§ Problem to work on
Quote every line as given.

= = = =

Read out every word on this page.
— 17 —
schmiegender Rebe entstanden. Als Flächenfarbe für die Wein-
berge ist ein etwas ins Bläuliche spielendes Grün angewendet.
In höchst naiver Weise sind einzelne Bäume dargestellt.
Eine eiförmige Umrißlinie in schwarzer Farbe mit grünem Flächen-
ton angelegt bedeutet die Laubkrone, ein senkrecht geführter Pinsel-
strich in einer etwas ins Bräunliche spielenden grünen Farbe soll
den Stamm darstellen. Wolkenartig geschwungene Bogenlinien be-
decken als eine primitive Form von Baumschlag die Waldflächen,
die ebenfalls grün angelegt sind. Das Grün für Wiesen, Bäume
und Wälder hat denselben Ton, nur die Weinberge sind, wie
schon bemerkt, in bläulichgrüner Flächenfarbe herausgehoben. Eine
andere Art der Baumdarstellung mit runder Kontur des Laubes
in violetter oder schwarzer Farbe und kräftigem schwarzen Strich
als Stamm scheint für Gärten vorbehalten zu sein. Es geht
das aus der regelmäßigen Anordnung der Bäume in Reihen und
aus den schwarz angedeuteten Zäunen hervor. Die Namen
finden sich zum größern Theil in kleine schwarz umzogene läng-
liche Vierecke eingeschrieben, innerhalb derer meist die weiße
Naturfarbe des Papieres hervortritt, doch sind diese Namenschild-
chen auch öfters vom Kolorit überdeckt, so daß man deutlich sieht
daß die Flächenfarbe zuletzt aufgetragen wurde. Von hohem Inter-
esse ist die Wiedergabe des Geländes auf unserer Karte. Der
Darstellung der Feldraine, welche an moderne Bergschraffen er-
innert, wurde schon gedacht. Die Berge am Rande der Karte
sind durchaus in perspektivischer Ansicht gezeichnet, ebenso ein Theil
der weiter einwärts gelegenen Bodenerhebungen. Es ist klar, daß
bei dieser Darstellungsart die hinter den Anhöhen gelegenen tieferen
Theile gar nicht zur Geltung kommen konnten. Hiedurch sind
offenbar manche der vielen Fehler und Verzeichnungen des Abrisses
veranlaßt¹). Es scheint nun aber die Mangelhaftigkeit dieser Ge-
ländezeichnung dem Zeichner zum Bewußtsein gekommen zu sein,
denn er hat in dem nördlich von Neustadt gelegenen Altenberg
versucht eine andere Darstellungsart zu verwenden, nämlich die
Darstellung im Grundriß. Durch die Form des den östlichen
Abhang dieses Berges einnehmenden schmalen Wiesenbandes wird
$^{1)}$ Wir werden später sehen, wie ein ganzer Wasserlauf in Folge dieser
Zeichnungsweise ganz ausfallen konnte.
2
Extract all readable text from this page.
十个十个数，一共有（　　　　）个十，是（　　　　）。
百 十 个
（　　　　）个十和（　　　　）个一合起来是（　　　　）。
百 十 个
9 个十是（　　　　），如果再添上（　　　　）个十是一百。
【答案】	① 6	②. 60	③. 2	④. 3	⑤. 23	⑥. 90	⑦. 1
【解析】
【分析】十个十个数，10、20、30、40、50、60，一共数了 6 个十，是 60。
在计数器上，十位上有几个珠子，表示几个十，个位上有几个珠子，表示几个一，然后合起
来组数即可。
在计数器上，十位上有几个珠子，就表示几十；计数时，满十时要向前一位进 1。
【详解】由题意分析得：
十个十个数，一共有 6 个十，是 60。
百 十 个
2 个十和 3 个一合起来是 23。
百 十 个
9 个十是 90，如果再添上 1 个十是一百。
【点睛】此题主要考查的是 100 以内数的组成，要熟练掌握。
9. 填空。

= = = =

§ Solution to this problem
Read out every word on this page.
— 17 —
schmiegender Rebe entstanden. Als Flächenfarbe für die Wein-
berge ist ein etwas ins Bläuliche spielendes Grün angewendet.
In höchst naiver Weise sind einzelne Bäume dargestellt.
Eine eiförmige Umrißlinie in schwarzer Farbe mit grünem Flächen-
ton angelegt bedeutet die Laubkrone, ein senkrecht geführter Pinsel-
strich in einer etwas ins Bräunliche spielenden grünen Farbe soll
den Stamm darstellen. Wolkenartig geschwungene Bogenlinien be-
decken als eine primitive Form von Baumschlag die Waldflächen,
die ebenfalls grün angelegt sind. Das Grün für Wiesen, Bäume
und Wälder hat denselben Ton, nur die Weinberge sind, wie
schon bemerkt, in bläulichgrüner Flächenfarbe herausgehoben. Eine
andere Art der Baumdarstellung mit runder Kontur des Laubes
in violetter oder schwarzer Farbe und kräftigem schwarzen Strich
als Stamm scheint für Gärten vorbehalten zu sein. Es geht
das aus der regelmäßigen Anordnung der Bäume in Reihen und
aus den schwarz angedeuteten Zäunen hervor. Die Namen
finden sich zum größern Theil in kleine schwarz umzogene läng-
liche Vierecke eingeschrieben, innerhalb derer meist die weiße
Naturfarbe des Papieres hervortritt, doch sind diese Namenschild-
chen auch öfters vom Kolorit überdeckt, so daß man deutlich sieht
daß die Flächenfarbe zuletzt aufgetragen wurde. Von hohem Inter-
esse ist die Wiedergabe des Geländes auf unserer Karte. Der
Darstellung der Feldraine, welche an moderne Bergschraffen er-
innert, wurde schon gedacht. Die Berge am Rande der Karte
sind durchaus in perspektivischer Ansicht gezeichnet, ebenso ein Theil
der weiter einwärts gelegenen Bodenerhebungen. Es ist klar, daß
bei dieser Darstellungsart die hinter den Anhöhen gelegenen tieferen
Theile gar nicht zur Geltung kommen konnten. Hiedurch sind
offenbar manche der vielen Fehler und Verzeichnungen des Abrisses
veranlaßt¹). Es scheint nun aber die Mangelhaftigkeit dieser Ge-
ländezeichnung dem Zeichner zum Bewußtsein gekommen zu sein,
denn er hat in dem nördlich von Neustadt gelegenen Altenberg
versucht eine andere Darstellungsart zu verwenden, nämlich die
Darstellung im Grundriß. Durch die Form des den östlichen
Abhang dieses Berges einnehmenden schmalen Wiesenbandes wird
$^{1)}$ Wir werden später sehen, wie ein ganzer Wasserlauf in Folge dieser
Zeichnungsweise ganz ausfallen konnte.
2
Extract all readable text from this page.
十个十个数，一共有（　　　　）个十，是（　　　　）。
百 十 个
（　　　　）个十和（　　　　）个一合起来是（　　　　）。
百 十 个
9 个十是（　　　　），如果再添上（　　　　）个十是一百。
【答案】	① 6	②. 60	③. 2	④. 3	⑤. 23	⑥. 90	⑦. 1
【解析】
【分析】十个十个数，10、20、30、40、50、60，一共数了 6 个十，是 60。
在计数器上，十位上有几个珠子，表示几个十，个位上有几个珠子，表示几个一，然后合起
来组数即可。
在计数器上，十位上有几个珠子，就表示几十；计数时，满十时要向前一位进 1。
【详解】由题意分析得：
十个十个数，一共有 6 个十，是 60。
百 十 个
2 个十和 3 个一合起来是 23。
百 十 个
9 个十是 90，如果再添上 1 个十是一百。
【点睛】此题主要考查的是 100 以内数的组成，要熟练掌握。
9. 填空。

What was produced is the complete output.